[WRITTEN TASK]:
Output every line of the material below verbatim, without changing anything.

[MATERIAL FOR THIS EXERCISE]:
+++++
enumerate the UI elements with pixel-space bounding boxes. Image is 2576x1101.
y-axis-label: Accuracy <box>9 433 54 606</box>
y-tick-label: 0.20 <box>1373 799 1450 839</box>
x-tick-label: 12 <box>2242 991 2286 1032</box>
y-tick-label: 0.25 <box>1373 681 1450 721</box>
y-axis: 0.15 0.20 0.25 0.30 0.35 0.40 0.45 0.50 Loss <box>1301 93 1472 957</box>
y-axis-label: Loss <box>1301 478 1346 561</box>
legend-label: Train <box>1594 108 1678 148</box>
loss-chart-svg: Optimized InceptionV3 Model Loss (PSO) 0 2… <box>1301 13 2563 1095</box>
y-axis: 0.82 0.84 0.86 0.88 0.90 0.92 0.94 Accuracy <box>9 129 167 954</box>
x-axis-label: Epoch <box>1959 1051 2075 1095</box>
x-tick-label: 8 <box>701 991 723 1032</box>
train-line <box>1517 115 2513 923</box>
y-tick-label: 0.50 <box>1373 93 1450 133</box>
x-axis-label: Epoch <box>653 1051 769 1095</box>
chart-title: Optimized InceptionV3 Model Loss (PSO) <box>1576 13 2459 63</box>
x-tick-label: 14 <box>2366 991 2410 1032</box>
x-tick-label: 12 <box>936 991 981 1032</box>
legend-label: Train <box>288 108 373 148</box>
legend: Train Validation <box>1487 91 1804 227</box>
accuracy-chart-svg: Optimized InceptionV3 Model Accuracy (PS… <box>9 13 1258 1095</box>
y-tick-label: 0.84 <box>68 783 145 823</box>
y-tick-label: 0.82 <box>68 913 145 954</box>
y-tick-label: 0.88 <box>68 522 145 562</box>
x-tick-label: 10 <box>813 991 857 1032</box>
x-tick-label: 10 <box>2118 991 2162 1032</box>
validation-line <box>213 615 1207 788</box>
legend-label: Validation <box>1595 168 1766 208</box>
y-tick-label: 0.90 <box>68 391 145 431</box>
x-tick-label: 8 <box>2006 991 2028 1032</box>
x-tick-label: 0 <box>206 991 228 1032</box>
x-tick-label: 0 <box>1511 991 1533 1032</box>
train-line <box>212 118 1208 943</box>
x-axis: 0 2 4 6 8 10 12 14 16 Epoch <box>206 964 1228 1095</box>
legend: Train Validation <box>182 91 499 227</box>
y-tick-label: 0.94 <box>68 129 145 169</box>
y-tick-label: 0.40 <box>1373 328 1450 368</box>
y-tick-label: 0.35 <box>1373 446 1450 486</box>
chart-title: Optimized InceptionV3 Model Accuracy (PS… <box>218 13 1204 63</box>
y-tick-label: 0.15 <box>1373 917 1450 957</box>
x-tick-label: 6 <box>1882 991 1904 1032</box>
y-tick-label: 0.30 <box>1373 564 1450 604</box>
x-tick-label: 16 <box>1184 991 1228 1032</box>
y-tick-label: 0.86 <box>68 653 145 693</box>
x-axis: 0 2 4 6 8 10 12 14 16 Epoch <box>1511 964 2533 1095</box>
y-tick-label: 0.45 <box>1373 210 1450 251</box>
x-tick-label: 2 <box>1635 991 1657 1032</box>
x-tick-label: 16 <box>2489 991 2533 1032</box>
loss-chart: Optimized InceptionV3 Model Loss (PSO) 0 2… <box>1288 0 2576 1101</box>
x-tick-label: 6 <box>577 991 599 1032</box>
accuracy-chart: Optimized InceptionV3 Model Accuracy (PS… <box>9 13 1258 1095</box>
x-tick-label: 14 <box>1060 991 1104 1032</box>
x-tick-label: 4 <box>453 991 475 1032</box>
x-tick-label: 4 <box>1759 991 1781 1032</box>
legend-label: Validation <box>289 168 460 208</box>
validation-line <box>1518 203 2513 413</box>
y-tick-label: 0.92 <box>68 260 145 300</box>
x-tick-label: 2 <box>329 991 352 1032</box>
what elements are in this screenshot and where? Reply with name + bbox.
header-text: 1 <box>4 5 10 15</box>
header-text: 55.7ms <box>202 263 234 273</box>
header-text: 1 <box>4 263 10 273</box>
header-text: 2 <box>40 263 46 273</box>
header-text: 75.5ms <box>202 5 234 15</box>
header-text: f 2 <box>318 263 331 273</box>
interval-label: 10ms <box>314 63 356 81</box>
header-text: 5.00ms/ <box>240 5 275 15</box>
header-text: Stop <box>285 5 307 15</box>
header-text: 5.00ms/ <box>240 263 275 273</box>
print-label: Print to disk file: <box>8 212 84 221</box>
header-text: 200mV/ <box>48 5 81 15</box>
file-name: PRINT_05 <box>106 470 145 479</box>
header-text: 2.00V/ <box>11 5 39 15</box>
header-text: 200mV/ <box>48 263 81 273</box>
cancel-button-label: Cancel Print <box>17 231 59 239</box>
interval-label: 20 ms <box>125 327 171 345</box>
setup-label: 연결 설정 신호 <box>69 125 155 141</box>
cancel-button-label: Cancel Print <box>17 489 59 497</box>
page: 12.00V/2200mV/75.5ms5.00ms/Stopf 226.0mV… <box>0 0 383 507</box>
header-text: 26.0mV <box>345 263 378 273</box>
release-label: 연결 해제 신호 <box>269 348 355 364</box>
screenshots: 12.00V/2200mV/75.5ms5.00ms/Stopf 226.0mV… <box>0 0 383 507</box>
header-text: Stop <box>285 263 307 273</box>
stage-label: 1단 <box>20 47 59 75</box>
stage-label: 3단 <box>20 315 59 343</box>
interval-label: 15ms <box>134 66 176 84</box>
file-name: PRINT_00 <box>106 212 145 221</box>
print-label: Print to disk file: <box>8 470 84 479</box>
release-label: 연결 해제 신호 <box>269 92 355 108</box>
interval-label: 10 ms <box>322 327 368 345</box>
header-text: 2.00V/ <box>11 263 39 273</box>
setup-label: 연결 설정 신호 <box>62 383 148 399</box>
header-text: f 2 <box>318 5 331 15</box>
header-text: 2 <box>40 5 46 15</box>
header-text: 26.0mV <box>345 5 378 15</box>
+++++
[RESULT OF THE TASK]:
enumerate the UI elements with pixel-space bounding boxes. Image is 2576x1101.
y-axis-label: Accuracy <box>9 433 54 606</box>
y-tick-label: 0.20 <box>1373 799 1450 839</box>
x-tick-label: 12 <box>2242 991 2286 1032</box>
y-tick-label: 0.25 <box>1373 681 1450 721</box>
y-axis: 0.15 0.20 0.25 0.30 0.35 0.40 0.45 0.50 Loss <box>1301 93 1472 957</box>
y-axis-label: Loss <box>1301 478 1346 561</box>
legend-label: Train <box>1594 108 1678 148</box>
loss-chart-svg: Optimized InceptionV3 Model Loss (PSO) 0 2… <box>1301 13 2563 1095</box>
y-axis: 0.82 0.84 0.86 0.88 0.90 0.92 0.94 Accuracy <box>9 129 167 954</box>
x-axis-label: Epoch <box>1959 1051 2075 1095</box>
x-tick-label: 8 <box>701 991 723 1032</box>
train-line <box>1517 115 2513 923</box>
y-tick-label: 0.50 <box>1373 93 1450 133</box>
x-axis-label: Epoch <box>653 1051 769 1095</box>
chart-title: Optimized InceptionV3 Model Loss (PSO) <box>1576 13 2459 63</box>
x-tick-label: 14 <box>2366 991 2410 1032</box>
x-tick-label: 12 <box>936 991 981 1032</box>
legend-label: Train <box>288 108 373 148</box>
legend: Train Validation <box>1487 91 1804 227</box>
accuracy-chart-svg: Optimized InceptionV3 Model Accuracy (PS… <box>9 13 1258 1095</box>
y-tick-label: 0.84 <box>68 783 145 823</box>
y-tick-label: 0.82 <box>68 913 145 954</box>
y-tick-label: 0.88 <box>68 522 145 562</box>
x-tick-label: 10 <box>813 991 857 1032</box>
x-tick-label: 10 <box>2118 991 2162 1032</box>
validation-line <box>213 615 1207 788</box>
legend-label: Validation <box>1595 168 1766 208</box>
y-tick-label: 0.90 <box>68 391 145 431</box>
x-tick-label: 8 <box>2006 991 2028 1032</box>
x-tick-label: 0 <box>206 991 228 1032</box>
x-tick-label: 0 <box>1511 991 1533 1032</box>
train-line <box>212 118 1208 943</box>
x-axis: 0 2 4 6 8 10 12 14 16 Epoch <box>206 964 1228 1095</box>
legend: Train Validation <box>182 91 499 227</box>
y-tick-label: 0.94 <box>68 129 145 169</box>
y-tick-label: 0.40 <box>1373 328 1450 368</box>
y-tick-label: 0.35 <box>1373 446 1450 486</box>
chart-title: Optimized InceptionV3 Model Accuracy (PS… <box>218 13 1204 63</box>
y-tick-label: 0.15 <box>1373 917 1450 957</box>
x-tick-label: 6 <box>1882 991 1904 1032</box>
y-tick-label: 0.30 <box>1373 564 1450 604</box>
x-tick-label: 16 <box>1184 991 1228 1032</box>
y-tick-label: 0.86 <box>68 653 145 693</box>
x-axis: 0 2 4 6 8 10 12 14 16 Epoch <box>1511 964 2533 1095</box>
y-tick-label: 0.45 <box>1373 210 1450 251</box>
x-tick-label: 2 <box>1635 991 1657 1032</box>
x-tick-label: 16 <box>2489 991 2533 1032</box>
loss-chart: Optimized InceptionV3 Model Loss (PSO) 0 2… <box>1288 0 2576 1101</box>
x-tick-label: 6 <box>577 991 599 1032</box>
accuracy-chart: Optimized InceptionV3 Model Accuracy (PS… <box>9 13 1258 1095</box>
x-tick-label: 14 <box>1060 991 1104 1032</box>
x-tick-label: 4 <box>453 991 475 1032</box>
x-tick-label: 4 <box>1759 991 1781 1032</box>
legend-label: Validation <box>289 168 460 208</box>
validation-line <box>1518 203 2513 413</box>
y-tick-label: 0.92 <box>68 260 145 300</box>
x-tick-label: 2 <box>329 991 352 1032</box>
what elements are in this screenshot and where? Reply with name + bbox.
header-text: 1 <box>4 5 10 15</box>
header-text: 55.7ms <box>202 263 234 273</box>
header-text: 1 <box>4 263 10 273</box>
header-text: 2 <box>40 263 46 273</box>
header-text: 75.5ms <box>202 5 234 15</box>
header-text: f 2 <box>318 263 331 273</box>
interval-label: 10ms <box>314 63 356 81</box>
header-text: 5.00ms/ <box>240 5 275 15</box>
header-text: Stop <box>285 5 307 15</box>
header-text: 5.00ms/ <box>240 263 275 273</box>
print-label: Print to disk file: <box>8 212 84 221</box>
header-text: 200mV/ <box>48 5 81 15</box>
file-name: PRINT_05 <box>106 470 145 479</box>
header-text: 2.00V/ <box>11 5 39 15</box>
header-text: 200mV/ <box>48 263 81 273</box>
cancel-button-label: Cancel Print <box>17 231 59 239</box>
interval-label: 20 ms <box>125 327 171 345</box>
setup-label: 연결 설정 신호 <box>69 125 155 141</box>
cancel-button-label: Cancel Print <box>17 489 59 497</box>
page: 12.00V/2200mV/75.5ms5.00ms/Stopf 226.0mV… <box>0 0 383 507</box>
header-text: 26.0mV <box>345 263 378 273</box>
release-label: 연결 해제 신호 <box>269 348 355 364</box>
screenshots: 12.00V/2200mV/75.5ms5.00ms/Stopf 226.0mV… <box>0 0 383 507</box>
header-text: Stop <box>285 263 307 273</box>
stage-label: 1단 <box>20 47 59 75</box>
stage-label: 3단 <box>20 315 59 343</box>
interval-label: 15ms <box>134 66 176 84</box>
file-name: PRINT_00 <box>106 212 145 221</box>
print-label: Print to disk file: <box>8 470 84 479</box>
release-label: 연결 해제 신호 <box>269 92 355 108</box>
interval-label: 10 ms <box>322 327 368 345</box>
header-text: 2.00V/ <box>11 263 39 273</box>
setup-label: 연결 설정 신호 <box>62 383 148 399</box>
header-text: f 2 <box>318 5 331 15</box>
header-text: 2 <box>40 5 46 15</box>
header-text: 26.0mV <box>345 5 378 15</box>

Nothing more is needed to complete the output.